* _WHAT NEEDS TO BE DONE_: Arrange the lines below as a Markdown table with two columns, Row and Line, giving each non-blank line its own numbered row and leaving out blank lines.

* _SUPPLIED MATERIAL_:
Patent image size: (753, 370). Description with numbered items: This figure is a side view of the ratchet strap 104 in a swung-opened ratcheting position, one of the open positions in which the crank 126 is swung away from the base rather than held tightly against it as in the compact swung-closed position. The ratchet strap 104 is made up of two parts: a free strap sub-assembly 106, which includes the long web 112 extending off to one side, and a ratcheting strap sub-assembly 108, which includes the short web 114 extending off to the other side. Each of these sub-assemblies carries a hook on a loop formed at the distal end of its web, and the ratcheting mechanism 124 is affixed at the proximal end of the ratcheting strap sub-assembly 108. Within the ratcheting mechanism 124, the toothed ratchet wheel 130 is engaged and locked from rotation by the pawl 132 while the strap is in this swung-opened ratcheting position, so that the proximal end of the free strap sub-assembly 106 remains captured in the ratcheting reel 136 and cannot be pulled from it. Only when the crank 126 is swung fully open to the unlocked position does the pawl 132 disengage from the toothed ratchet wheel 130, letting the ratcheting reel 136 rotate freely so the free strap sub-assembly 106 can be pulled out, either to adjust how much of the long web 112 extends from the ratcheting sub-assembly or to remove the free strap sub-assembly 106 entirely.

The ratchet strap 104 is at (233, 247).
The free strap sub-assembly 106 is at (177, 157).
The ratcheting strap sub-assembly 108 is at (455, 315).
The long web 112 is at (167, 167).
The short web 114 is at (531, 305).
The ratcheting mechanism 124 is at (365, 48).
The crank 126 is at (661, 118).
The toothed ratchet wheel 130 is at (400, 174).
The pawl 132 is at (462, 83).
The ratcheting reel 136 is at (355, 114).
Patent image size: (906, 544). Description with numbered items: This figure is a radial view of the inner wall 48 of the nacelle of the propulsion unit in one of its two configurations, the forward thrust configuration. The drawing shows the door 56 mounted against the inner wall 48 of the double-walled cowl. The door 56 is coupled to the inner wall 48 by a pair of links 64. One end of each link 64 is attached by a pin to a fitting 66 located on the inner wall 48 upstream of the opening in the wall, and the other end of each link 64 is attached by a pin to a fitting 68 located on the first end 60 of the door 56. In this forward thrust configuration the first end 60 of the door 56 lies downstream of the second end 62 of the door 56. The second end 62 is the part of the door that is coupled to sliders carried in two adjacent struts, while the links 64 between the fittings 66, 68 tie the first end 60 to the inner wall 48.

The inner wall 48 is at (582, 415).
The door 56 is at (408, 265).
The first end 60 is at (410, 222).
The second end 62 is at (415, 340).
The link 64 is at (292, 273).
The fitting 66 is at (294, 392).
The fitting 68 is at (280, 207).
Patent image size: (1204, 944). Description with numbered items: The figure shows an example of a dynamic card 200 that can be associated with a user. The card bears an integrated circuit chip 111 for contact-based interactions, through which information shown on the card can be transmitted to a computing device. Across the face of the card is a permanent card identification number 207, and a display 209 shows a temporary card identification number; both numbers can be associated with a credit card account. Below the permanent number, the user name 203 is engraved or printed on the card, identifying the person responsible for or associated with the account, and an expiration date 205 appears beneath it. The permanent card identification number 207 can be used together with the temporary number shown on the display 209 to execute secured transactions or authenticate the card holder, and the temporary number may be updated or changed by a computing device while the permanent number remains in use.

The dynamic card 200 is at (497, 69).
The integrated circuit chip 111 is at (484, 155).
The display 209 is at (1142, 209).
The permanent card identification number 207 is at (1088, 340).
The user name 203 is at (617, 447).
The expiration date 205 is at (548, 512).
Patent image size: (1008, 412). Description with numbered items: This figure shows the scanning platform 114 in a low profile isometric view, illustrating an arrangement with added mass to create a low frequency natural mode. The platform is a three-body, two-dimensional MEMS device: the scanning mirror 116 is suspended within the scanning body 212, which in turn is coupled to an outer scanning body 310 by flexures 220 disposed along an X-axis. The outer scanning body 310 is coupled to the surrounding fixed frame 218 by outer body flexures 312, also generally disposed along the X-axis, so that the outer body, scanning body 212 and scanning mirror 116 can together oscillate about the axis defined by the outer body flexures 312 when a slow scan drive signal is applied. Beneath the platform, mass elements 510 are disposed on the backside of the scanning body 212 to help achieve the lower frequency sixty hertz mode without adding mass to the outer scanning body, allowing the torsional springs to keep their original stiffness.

* _WORKED ANSWER_:
| Row | Line |
|---|---|
| 1 | Patent image size: (753, 370). Description with numbered items: This figure is a side view of the ratchet strap 104 in a swung-opened ratcheting position, one of the open positions in which the crank 126 is swung away from the base rather than held tightly against it as in the compact swung-closed position. The ratchet strap 104 is made up of two parts: a free strap sub-assembly 106, which includes the long web 112 extending off to one side, and a ratcheting strap sub-assembly 108, which includes the short web 114 extending off to the other side. Each of these sub-assemblies carries a hook on a loop formed at the distal end of its web, and the ratcheting mechanism 124 is affixed at the proximal end of the ratcheting strap sub-assembly 108. Within the ratcheting mechanism 124, the toothed ratchet wheel 130 is engaged and locked from rotation by the pawl 132 while the strap is in this swung-opened ratcheting position, so that the proximal end of the free strap sub-assembly 106 remains captured in the ratcheting reel 136 and cannot be pulled from it. Only when the crank 126 is swung fully open to the unlocked position does the pawl 132 disengage from the toothed ratchet wheel 130, letting the ratcheting reel 136 rotate freely so the free strap sub-assembly 106 can be pulled out, either to adjust how much of the long web 112 extends from the ratcheting sub-assembly or to remove the free strap sub-assembly 106 entirely. |
| 2 | The ratchet strap 104 is at (233, 247). |
| 3 | The free strap sub-assembly 106 is at (177, 157). |
| 4 | The ratcheting strap sub-assembly 108 is at (455, 315). |
| 5 | The long web 112 is at (167, 167). |
| 6 | The short web 114 is at (531, 305). |
| 7 | The ratcheting mechanism 124 is at (365, 48). |
| 8 | The crank 126 is at (661, 118). |
| 9 | The toothed ratchet wheel 130 is at (400, 174). |
| 10 | The pawl 132 is at (462, 83). |
| 11 | The ratcheting reel 136 is at (355, 114). |
| 12 | Patent image size: (906, 544). Description with numbered items: This figure is a radial view of the inner wall 48 of the nacelle of the propulsion unit in one of its two configurations, the forward thrust configuration. The drawing shows the door 56 mounted against the inner wall 48 of the double-walled cowl. The door 56 is coupled to the inner wall 48 by a pair of links 64. One end of each link 64 is attached by a pin to a fitting 66 located on the inner wall 48 upstream of the opening in the wall, and the other end of each link 64 is attached by a pin to a fitting 68 located on the first end 60 of the door 56. In this forward thrust configuration the first end 60 of the door 56 lies downstream of the second end 62 of the door 56. The second end 62 is the part of the door that is coupled to sliders carried in two adjacent struts, while the links 64 between the fittings 66, 68 tie the first end 60 to the inner wall 48. |
| 13 | The inner wall 48 is at (582, 415). |
| 14 | The door 56 is at (408, 265). |
| 15 | The first end 60 is at (410, 222). |
| 16 | The second end 62 is at (415, 340). |
| 17 | The link 64 is at (292, 273). |
| 18 | The fitting 66 is at (294, 392). |
| 19 | The fitting 68 is at (280, 207). |
| 20 | Patent image size: (1204, 944). Description with numbered items: The figure shows an example of a dynamic card 200 that can be associated with a user. The card bears an integrated circuit chip 111 for contact-based interactions, through which information shown on the card can be transmitted to a computing device. Across the face of the card is a permanent card identification number 207, and a display 209 shows a temporary card identification number; both numbers can be associated with a credit card account. Below the permanent number, the user name 203 is engraved or printed on the card, identifying the person responsible for or associated with the account, and an expiration date 205 appears beneath it. The permanent card identification number 207 can be used together with the temporary number shown on the display 209 to execute secured transactions or authenticate the card holder, and the temporary number may be updated or changed by a computing device while the permanent number remains in use. |
| 21 | The dynamic card 200 is at (497, 69). |
| 22 | The integrated circuit chip 111 is at (484, 155). |
| 23 | The display 209 is at (1142, 209). |
| 24 | The permanent card identification number 207 is at (1088, 340). |
| 25 | The user name 203 is at (617, 447). |
| 26 | The expiration date 205 is at (548, 512). |
| 27 | Patent image size: (1008, 412). Description with numbered items: This figure shows the scanning platform 114 in a low profile isometric view, illustrating an arrangement with added mass to create a low frequency natural mode. The platform is a three-body, two-dimensional MEMS device: the scanning mirror 116 is suspended within the scanning body 212, which in turn is coupled to an outer scanning body 310 by flexures 220 disposed along an X-axis. The outer scanning body 310 is coupled to the surrounding fixed frame 218 by outer body flexures 312, also generally disposed along the X-axis, so that the outer body, scanning body 212 and scanning mirror 116 can together oscillate about the axis defined by the outer body flexures 312 when a slow scan drive signal is applied. Beneath the platform, mass elements 510 are disposed on the backside of the scanning body 212 to help achieve the lower frequency sixty hertz mode without adding mass to the outer scanning body, allowing the torsional springs to keep their original stiffness. |